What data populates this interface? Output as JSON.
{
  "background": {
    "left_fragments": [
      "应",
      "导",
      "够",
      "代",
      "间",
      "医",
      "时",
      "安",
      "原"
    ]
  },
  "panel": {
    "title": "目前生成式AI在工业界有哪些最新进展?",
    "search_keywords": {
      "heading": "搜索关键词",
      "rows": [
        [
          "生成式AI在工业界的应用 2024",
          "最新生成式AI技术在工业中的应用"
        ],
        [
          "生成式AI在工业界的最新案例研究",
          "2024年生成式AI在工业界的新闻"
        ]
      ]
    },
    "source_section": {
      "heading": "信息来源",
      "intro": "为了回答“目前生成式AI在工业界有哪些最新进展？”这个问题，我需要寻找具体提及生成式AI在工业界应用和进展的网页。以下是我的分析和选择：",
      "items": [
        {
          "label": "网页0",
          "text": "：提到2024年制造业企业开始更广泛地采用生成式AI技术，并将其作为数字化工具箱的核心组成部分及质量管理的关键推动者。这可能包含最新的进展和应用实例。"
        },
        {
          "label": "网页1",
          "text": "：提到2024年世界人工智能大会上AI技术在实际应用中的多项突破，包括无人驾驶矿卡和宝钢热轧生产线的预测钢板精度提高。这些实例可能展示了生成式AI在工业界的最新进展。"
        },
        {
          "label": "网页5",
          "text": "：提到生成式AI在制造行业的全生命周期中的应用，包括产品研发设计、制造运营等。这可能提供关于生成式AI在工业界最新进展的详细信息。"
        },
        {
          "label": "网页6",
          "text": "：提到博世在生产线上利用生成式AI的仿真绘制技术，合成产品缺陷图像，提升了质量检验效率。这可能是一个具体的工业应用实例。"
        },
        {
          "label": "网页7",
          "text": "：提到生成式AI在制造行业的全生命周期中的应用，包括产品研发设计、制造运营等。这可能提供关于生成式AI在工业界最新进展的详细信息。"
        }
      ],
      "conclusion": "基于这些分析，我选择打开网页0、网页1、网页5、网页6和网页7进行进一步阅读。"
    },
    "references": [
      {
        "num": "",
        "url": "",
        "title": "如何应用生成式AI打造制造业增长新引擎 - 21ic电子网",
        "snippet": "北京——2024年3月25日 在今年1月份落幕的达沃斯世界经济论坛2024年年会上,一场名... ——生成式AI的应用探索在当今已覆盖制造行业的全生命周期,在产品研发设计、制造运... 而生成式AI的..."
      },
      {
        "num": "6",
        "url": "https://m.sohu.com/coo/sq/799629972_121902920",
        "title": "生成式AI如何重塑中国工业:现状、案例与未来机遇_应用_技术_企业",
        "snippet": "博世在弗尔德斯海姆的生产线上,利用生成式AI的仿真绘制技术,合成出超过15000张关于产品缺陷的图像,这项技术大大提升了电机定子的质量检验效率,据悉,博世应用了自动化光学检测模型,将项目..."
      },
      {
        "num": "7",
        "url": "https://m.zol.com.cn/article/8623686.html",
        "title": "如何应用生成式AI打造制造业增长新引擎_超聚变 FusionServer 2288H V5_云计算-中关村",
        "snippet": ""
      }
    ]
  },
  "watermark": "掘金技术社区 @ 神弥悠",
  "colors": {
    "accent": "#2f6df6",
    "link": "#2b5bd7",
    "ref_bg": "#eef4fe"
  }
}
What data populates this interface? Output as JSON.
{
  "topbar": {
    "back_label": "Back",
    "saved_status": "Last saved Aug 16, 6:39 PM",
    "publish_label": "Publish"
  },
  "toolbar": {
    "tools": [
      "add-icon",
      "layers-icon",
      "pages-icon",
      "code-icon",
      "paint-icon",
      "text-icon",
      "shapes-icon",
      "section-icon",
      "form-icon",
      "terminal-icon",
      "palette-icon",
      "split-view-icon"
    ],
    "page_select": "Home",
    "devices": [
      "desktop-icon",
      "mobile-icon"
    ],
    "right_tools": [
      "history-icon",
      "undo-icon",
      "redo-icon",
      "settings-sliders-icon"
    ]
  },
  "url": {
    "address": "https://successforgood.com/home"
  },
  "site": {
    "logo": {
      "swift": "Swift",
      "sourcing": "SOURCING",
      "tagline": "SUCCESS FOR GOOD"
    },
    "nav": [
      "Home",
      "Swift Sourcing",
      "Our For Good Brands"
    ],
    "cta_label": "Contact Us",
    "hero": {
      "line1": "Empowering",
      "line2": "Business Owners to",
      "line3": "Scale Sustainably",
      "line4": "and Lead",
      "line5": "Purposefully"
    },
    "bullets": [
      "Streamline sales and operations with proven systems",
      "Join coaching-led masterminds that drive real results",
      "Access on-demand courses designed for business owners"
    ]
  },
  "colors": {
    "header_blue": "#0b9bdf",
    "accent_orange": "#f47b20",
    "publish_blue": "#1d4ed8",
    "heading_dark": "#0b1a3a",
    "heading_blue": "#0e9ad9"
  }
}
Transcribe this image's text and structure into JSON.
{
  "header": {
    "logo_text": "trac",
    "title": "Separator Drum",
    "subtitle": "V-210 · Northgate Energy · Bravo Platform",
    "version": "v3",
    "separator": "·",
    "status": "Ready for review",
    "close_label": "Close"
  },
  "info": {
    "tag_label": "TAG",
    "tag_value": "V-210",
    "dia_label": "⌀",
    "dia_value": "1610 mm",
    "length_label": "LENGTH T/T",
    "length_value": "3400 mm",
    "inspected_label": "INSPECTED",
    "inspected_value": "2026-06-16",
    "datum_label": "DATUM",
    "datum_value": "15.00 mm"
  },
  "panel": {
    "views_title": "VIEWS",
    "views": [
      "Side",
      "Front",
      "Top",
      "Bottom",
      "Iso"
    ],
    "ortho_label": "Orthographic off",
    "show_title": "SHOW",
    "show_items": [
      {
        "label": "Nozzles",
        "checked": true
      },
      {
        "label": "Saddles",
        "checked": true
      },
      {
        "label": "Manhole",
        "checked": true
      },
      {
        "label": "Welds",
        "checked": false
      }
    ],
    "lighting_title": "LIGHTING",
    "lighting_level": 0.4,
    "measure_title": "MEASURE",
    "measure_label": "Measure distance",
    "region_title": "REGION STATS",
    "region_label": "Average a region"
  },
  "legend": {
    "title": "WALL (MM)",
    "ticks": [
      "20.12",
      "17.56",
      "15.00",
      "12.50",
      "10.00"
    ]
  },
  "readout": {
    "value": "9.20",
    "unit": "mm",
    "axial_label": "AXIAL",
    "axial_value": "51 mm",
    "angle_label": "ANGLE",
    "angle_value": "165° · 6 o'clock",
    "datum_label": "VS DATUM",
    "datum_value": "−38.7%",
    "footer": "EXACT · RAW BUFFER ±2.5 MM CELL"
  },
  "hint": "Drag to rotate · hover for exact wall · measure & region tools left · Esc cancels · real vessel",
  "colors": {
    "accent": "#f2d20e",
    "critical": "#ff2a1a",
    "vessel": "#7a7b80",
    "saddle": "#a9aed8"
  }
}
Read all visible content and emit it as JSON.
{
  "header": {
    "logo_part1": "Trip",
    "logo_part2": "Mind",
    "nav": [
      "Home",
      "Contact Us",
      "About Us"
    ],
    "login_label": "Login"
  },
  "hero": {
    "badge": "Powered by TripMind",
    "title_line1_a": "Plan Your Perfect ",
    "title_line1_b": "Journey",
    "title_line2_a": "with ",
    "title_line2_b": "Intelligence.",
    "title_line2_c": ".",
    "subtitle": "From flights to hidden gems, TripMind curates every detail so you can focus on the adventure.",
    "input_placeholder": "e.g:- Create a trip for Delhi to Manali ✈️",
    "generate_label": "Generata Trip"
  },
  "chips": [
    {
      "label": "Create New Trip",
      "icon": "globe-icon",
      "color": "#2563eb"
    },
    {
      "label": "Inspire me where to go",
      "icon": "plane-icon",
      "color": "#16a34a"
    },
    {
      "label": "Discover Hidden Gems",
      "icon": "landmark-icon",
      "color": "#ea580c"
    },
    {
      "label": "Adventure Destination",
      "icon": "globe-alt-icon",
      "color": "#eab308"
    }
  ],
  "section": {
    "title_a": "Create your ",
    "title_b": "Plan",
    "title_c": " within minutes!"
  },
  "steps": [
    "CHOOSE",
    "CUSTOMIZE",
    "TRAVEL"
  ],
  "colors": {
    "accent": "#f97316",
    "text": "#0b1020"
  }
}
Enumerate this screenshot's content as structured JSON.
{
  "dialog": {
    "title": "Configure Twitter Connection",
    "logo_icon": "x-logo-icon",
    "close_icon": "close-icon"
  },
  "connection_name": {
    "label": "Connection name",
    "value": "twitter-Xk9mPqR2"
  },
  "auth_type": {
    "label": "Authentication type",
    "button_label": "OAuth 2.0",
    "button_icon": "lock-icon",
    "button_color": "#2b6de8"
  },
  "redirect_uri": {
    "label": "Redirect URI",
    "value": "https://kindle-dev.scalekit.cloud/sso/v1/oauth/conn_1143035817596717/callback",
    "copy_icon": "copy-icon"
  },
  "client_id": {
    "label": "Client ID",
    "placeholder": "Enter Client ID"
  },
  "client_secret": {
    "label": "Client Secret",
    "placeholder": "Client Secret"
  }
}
---
_Goal of the exercise:_ How many of the lines above include the string "content"? Answer with the number only.

_Solution for this task:_ 2